(REQUIREMENT) Repeat all the material exactly; pictures stay out of your copy.

Records from a collection:

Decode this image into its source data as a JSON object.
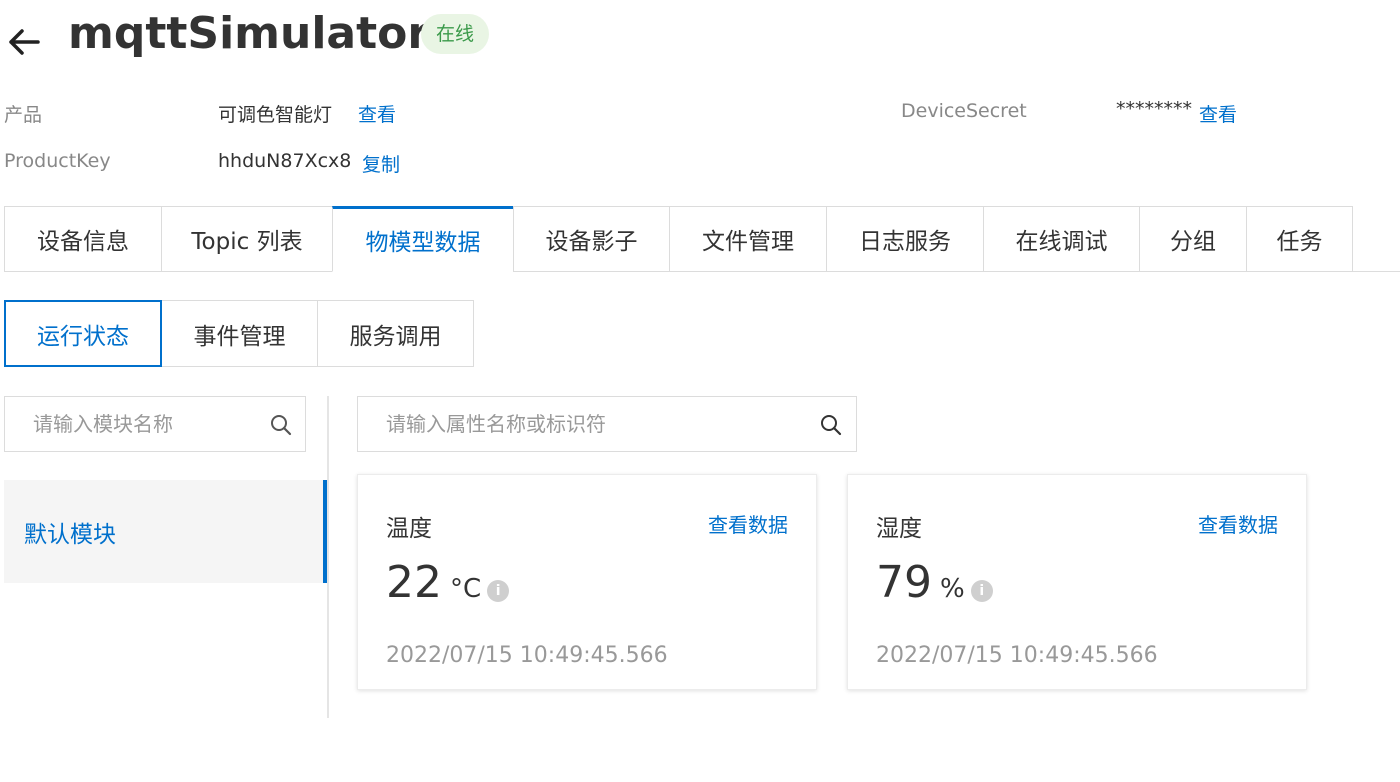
{
  "header": {
    "title": "mqttSimulator",
    "status": "在线"
  },
  "info": {
    "product_label": "产品",
    "product_value": "可调色智能灯",
    "product_link": "查看",
    "productkey_label": "ProductKey",
    "productkey_value": "hhduN87Xcx8",
    "productkey_link": "复制",
    "secret_label": "DeviceSecret",
    "secret_value": "********",
    "secret_link": "查看"
  },
  "main_tabs": [
    {
      "label": "设备信息"
    },
    {
      "label": "Topic 列表"
    },
    {
      "label": "物模型数据",
      "active": true
    },
    {
      "label": "设备影子"
    },
    {
      "label": "文件管理"
    },
    {
      "label": "日志服务"
    },
    {
      "label": "在线调试"
    },
    {
      "label": "分组"
    },
    {
      "label": "任务"
    }
  ],
  "sub_tabs": [
    {
      "label": "运行状态",
      "active": true
    },
    {
      "label": "事件管理"
    },
    {
      "label": "服务调用"
    }
  ],
  "module_search": {
    "placeholder": "请输入模块名称",
    "value": ""
  },
  "property_search": {
    "placeholder": "请输入属性名称或标识符",
    "value": ""
  },
  "modules": [
    {
      "label": "默认模块",
      "active": true
    }
  ],
  "properties": [
    {
      "name": "温度",
      "link": "查看数据",
      "value": "22",
      "unit": "°C",
      "time": "2022/07/15 10:49:45.566"
    },
    {
      "name": "湿度",
      "link": "查看数据",
      "value": "79",
      "unit": "%",
      "time": "2022/07/15 10:49:45.566"
    }
  ],
  "colors": {
    "accent": "#0070cc",
    "online_bg": "#e9f5e4",
    "online_text": "#3b9a4a"
  }
}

(EXERCISE RESPONSE)
Decode this image into its source data as a JSON object.
{
  "header": {
    "title": "mqttSimulator",
    "status": "在线"
  },
  "info": {
    "product_label": "产品",
    "product_value": "可调色智能灯",
    "product_link": "查看",
    "productkey_label": "ProductKey",
    "productkey_value": "hhduN87Xcx8",
    "productkey_link": "复制",
    "secret_label": "DeviceSecret",
    "secret_value": "********",
    "secret_link": "查看"
  },
  "main_tabs": [
    {
      "label": "设备信息"
    },
    {
      "label": "Topic 列表"
    },
    {
      "label": "物模型数据",
      "active": true
    },
    {
      "label": "设备影子"
    },
    {
      "label": "文件管理"
    },
    {
      "label": "日志服务"
    },
    {
      "label": "在线调试"
    },
    {
      "label": "分组"
    },
    {
      "label": "任务"
    }
  ],
  "sub_tabs": [
    {
      "label": "运行状态",
      "active": true
    },
    {
      "label": "事件管理"
    },
    {
      "label": "服务调用"
    }
  ],
  "module_search": {
    "placeholder": "请输入模块名称",
    "value": ""
  },
  "property_search": {
    "placeholder": "请输入属性名称或标识符",
    "value": ""
  },
  "modules": [
    {
      "label": "默认模块",
      "active": true
    }
  ],
  "properties": [
    {
      "name": "温度",
      "link": "查看数据",
      "value": "22",
      "unit": "°C",
      "time": "2022/07/15 10:49:45.566"
    },
    {
      "name": "湿度",
      "link": "查看数据",
      "value": "79",
      "unit": "%",
      "time": "2022/07/15 10:49:45.566"
    }
  ],
  "colors": {
    "accent": "#0070cc",
    "online_bg": "#e9f5e4",
    "online_text": "#3b9a4a"
  }
}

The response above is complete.